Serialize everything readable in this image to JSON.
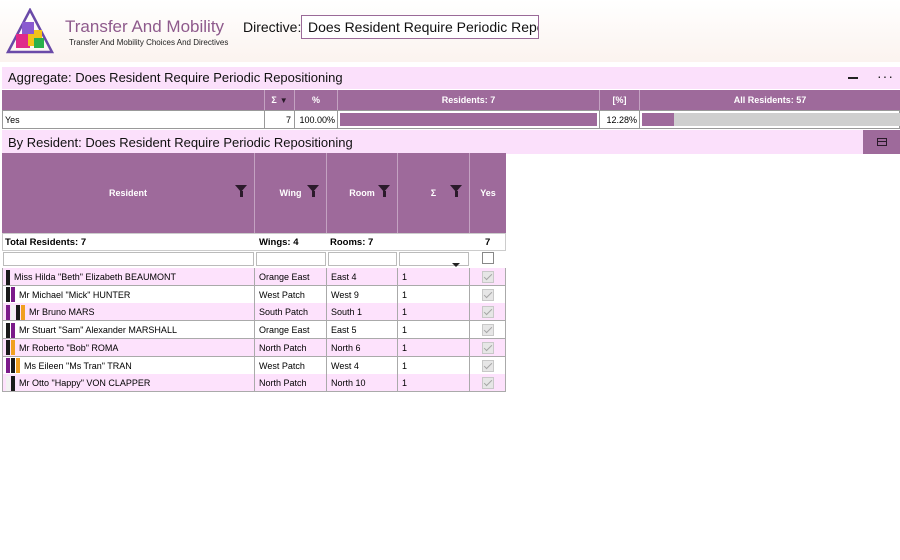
{
  "header": {
    "title": "Transfer And Mobility",
    "subtitle": "Transfer And Mobility Choices And Directives",
    "directive_label": "Directive:",
    "directive_value": "Does Resident Require Periodic Repositioning"
  },
  "aggregate": {
    "title": "Aggregate: Does Resident Require Periodic Repositioning",
    "columns": {
      "sum": "Σ",
      "percent": "%",
      "residents": "Residents: 7",
      "pct_bracket": "[%]",
      "all_residents": "All Residents: 57"
    },
    "row": {
      "label": "Yes",
      "count": "7",
      "percent": "100.00%",
      "pct_all": "12.28%",
      "residents_fraction": 1.0,
      "all_fraction": 0.1228
    }
  },
  "by_resident": {
    "title": "By Resident: Does Resident Require Periodic Repositioning",
    "columns": {
      "resident": "Resident",
      "wing": "Wing",
      "room": "Room",
      "sum": "Σ",
      "yes": "Yes"
    },
    "totals": {
      "residents": "Total Residents: 7",
      "wings": "Wings: 4",
      "rooms": "Rooms: 7",
      "yes": "7"
    },
    "rows": [
      {
        "name": "Miss Hilda \"Beth\" Elizabeth BEAUMONT",
        "wing": "Orange East",
        "room": "East  4",
        "count": "1",
        "stripes": [
          "#1a1a1a"
        ]
      },
      {
        "name": "Mr Michael \"Mick\" HUNTER",
        "wing": "West Patch",
        "room": "West  9",
        "count": "1",
        "stripes": [
          "#1a1a1a",
          "#7b1a8a"
        ]
      },
      {
        "name": "Mr Bruno MARS",
        "wing": "South Patch",
        "room": "South  1",
        "count": "1",
        "stripes": [
          "#7b1a8a",
          "#f2f2f2",
          "#1a1a1a",
          "#f0a020"
        ]
      },
      {
        "name": "Mr Stuart \"Sam\" Alexander MARSHALL",
        "wing": "Orange East",
        "room": "East  5",
        "count": "1",
        "stripes": [
          "#1a1a1a",
          "#7b1a8a"
        ]
      },
      {
        "name": "Mr Roberto \"Bob\" ROMA",
        "wing": "North Patch",
        "room": "North   6",
        "count": "1",
        "stripes": [
          "#1a1a1a",
          "#f0a020"
        ]
      },
      {
        "name": "Ms Eileen \"Ms Tran\" TRAN",
        "wing": "West Patch",
        "room": "West  4",
        "count": "1",
        "stripes": [
          "#7b1a8a",
          "#1a1a1a",
          "#f0a020"
        ]
      },
      {
        "name": "Mr  Otto \"Happy\" VON CLAPPER",
        "wing": "North Patch",
        "room": "North  10",
        "count": "1",
        "stripes": [
          "#f2f2f2",
          "#1a1a1a"
        ]
      }
    ]
  },
  "colors": {
    "accent": "#9e6a9b",
    "row_tint": "#fde2fc",
    "title": "#8e5a8c"
  }
}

* Exercise brief *
Using the records above, output their complete text exactly, minus any images.

* Reply to the task *
Serialize everything readable in this image to JSON.
{
  "header": {
    "title": "Transfer And Mobility",
    "subtitle": "Transfer And Mobility Choices And Directives",
    "directive_label": "Directive:",
    "directive_value": "Does Resident Require Periodic Repositioning"
  },
  "aggregate": {
    "title": "Aggregate: Does Resident Require Periodic Repositioning",
    "columns": {
      "sum": "Σ",
      "percent": "%",
      "residents": "Residents: 7",
      "pct_bracket": "[%]",
      "all_residents": "All Residents: 57"
    },
    "row": {
      "label": "Yes",
      "count": "7",
      "percent": "100.00%",
      "pct_all": "12.28%",
      "residents_fraction": 1.0,
      "all_fraction": 0.1228
    }
  },
  "by_resident": {
    "title": "By Resident: Does Resident Require Periodic Repositioning",
    "columns": {
      "resident": "Resident",
      "wing": "Wing",
      "room": "Room",
      "sum": "Σ",
      "yes": "Yes"
    },
    "totals": {
      "residents": "Total Residents: 7",
      "wings": "Wings: 4",
      "rooms": "Rooms: 7",
      "yes": "7"
    },
    "rows": [
      {
        "name": "Miss Hilda \"Beth\" Elizabeth BEAUMONT",
        "wing": "Orange East",
        "room": "East  4",
        "count": "1",
        "stripes": [
          "#1a1a1a"
        ]
      },
      {
        "name": "Mr Michael \"Mick\" HUNTER",
        "wing": "West Patch",
        "room": "West  9",
        "count": "1",
        "stripes": [
          "#1a1a1a",
          "#7b1a8a"
        ]
      },
      {
        "name": "Mr Bruno MARS",
        "wing": "South Patch",
        "room": "South  1",
        "count": "1",
        "stripes": [
          "#7b1a8a",
          "#f2f2f2",
          "#1a1a1a",
          "#f0a020"
        ]
      },
      {
        "name": "Mr Stuart \"Sam\" Alexander MARSHALL",
        "wing": "Orange East",
        "room": "East  5",
        "count": "1",
        "stripes": [
          "#1a1a1a",
          "#7b1a8a"
        ]
      },
      {
        "name": "Mr Roberto \"Bob\" ROMA",
        "wing": "North Patch",
        "room": "North   6",
        "count": "1",
        "stripes": [
          "#1a1a1a",
          "#f0a020"
        ]
      },
      {
        "name": "Ms Eileen \"Ms Tran\" TRAN",
        "wing": "West Patch",
        "room": "West  4",
        "count": "1",
        "stripes": [
          "#7b1a8a",
          "#1a1a1a",
          "#f0a020"
        ]
      },
      {
        "name": "Mr  Otto \"Happy\" VON CLAPPER",
        "wing": "North Patch",
        "room": "North  10",
        "count": "1",
        "stripes": [
          "#f2f2f2",
          "#1a1a1a"
        ]
      }
    ]
  },
  "colors": {
    "accent": "#9e6a9b",
    "row_tint": "#fde2fc",
    "title": "#8e5a8c"
  }
}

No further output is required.